Task description:
In the records that follow, locate every line with "Sohn" and extract it.

===== Material supplied =====

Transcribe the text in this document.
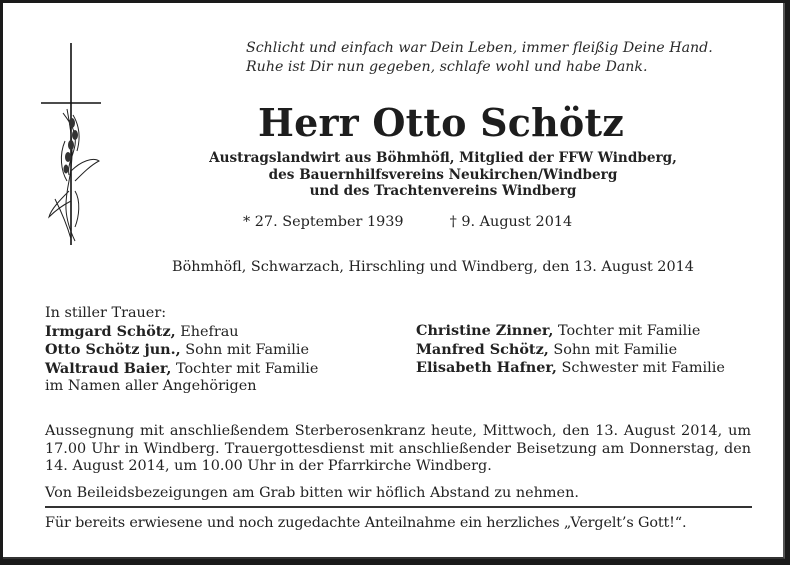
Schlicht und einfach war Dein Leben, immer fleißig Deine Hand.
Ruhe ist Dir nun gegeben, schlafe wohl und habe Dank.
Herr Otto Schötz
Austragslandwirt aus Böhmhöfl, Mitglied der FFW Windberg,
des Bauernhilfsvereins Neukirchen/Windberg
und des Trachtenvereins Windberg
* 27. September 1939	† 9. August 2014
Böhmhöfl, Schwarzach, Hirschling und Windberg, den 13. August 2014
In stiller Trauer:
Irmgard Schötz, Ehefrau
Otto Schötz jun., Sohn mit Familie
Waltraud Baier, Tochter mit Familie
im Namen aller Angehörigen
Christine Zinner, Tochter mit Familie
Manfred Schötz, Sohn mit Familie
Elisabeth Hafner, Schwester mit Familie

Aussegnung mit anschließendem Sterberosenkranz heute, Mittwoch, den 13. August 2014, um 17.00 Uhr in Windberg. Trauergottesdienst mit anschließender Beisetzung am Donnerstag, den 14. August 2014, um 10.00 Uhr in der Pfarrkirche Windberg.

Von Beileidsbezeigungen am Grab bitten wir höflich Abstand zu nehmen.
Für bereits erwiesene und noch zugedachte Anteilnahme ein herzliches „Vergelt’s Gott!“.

=====
===== Material supplied =====

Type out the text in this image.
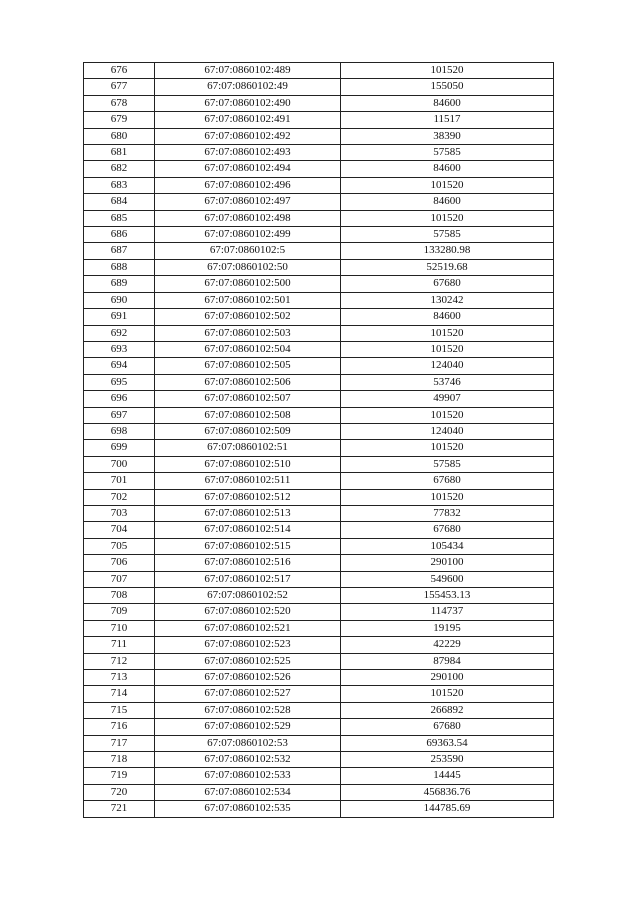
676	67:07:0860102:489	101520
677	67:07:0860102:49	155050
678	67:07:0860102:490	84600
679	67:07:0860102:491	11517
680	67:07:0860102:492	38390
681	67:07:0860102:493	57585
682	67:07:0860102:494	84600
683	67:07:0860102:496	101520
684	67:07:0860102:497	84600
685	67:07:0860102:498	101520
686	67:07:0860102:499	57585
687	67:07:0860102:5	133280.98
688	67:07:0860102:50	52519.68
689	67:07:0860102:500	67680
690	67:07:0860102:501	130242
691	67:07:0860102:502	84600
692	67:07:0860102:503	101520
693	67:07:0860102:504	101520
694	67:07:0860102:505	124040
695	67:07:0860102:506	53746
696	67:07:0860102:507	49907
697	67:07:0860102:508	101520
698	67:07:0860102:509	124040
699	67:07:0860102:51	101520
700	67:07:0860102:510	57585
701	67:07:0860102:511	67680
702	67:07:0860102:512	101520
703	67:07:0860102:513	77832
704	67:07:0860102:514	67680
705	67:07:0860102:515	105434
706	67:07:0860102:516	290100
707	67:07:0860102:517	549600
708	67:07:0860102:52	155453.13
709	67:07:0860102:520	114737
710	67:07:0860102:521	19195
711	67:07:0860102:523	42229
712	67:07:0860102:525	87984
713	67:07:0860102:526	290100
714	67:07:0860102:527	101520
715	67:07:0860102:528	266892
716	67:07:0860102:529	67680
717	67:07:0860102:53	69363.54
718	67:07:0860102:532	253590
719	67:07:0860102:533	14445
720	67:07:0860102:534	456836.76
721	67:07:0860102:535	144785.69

=====

The reply:
Otto Schötz jun., Sohn mit Familie
Manfred Schötz, Sohn mit Familie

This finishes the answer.